- AIM OF THE EXERCISE:
Copy all the entries word for word, but omit the pictures.

- INFORMATION SHOWN:
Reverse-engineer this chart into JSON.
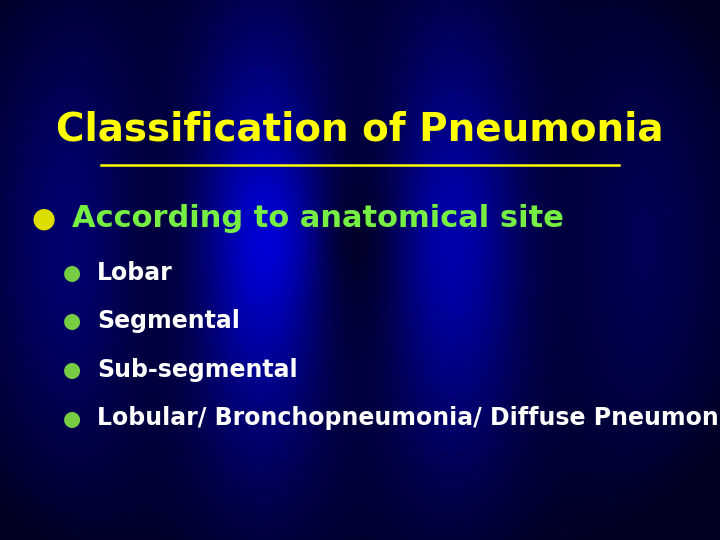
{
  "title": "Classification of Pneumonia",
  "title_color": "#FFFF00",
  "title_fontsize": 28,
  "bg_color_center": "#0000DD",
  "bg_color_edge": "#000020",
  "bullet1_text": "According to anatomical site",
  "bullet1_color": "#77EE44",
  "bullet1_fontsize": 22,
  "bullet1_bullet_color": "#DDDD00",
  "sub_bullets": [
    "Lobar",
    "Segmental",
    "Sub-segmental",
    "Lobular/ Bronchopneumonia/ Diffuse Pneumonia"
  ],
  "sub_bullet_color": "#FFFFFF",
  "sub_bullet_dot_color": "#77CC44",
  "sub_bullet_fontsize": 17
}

- FINISHED TASK:
Reverse-engineer this chart into JSON.
{
  "title": "Classification of Pneumonia",
  "title_color": "#FFFF00",
  "title_fontsize": 28,
  "bg_color_center": "#0000DD",
  "bg_color_edge": "#000020",
  "bullet1_text": "According to anatomical site",
  "bullet1_color": "#77EE44",
  "bullet1_fontsize": 22,
  "bullet1_bullet_color": "#DDDD00",
  "sub_bullets": [
    "Lobar",
    "Segmental",
    "Sub-segmental",
    "Lobular/ Bronchopneumonia/ Diffuse Pneumonia"
  ],
  "sub_bullet_color": "#FFFFFF",
  "sub_bullet_dot_color": "#77CC44",
  "sub_bullet_fontsize": 17
}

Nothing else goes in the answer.